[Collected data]
▶
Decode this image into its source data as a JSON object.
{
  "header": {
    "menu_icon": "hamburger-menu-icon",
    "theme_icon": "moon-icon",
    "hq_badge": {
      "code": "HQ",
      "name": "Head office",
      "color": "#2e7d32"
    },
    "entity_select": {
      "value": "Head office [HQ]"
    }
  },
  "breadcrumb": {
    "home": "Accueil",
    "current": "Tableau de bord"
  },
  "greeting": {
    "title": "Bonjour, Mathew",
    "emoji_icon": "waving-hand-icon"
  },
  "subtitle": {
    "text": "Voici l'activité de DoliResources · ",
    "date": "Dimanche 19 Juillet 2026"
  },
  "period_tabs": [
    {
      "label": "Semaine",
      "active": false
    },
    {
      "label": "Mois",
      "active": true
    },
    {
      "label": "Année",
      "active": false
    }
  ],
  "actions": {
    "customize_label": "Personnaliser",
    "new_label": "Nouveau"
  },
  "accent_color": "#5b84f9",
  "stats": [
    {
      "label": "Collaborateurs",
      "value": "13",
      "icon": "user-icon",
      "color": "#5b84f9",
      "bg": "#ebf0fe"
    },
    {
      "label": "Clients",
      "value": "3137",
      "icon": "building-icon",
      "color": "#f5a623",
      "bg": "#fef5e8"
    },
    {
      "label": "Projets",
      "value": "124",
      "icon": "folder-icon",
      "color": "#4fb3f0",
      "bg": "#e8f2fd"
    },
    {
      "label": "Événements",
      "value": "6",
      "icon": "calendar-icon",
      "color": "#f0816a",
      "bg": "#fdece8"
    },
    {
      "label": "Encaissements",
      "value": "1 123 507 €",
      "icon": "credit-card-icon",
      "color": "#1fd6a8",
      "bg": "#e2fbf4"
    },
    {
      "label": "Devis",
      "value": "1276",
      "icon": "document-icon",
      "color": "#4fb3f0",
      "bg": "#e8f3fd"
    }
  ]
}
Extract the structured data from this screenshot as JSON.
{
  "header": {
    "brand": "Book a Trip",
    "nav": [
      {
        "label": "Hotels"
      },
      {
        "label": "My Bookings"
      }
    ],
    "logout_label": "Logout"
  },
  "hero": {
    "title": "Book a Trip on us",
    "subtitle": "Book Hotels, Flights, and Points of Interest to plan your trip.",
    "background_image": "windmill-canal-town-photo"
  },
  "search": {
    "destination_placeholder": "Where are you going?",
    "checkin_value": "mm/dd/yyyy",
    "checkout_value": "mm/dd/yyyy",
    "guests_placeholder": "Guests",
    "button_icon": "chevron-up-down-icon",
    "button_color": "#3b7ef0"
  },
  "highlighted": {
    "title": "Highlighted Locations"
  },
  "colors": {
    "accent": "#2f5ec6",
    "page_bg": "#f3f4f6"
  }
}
◀
» Problem requirements
Give the count of lines holding the word "JSON", with no other words.

» Response
2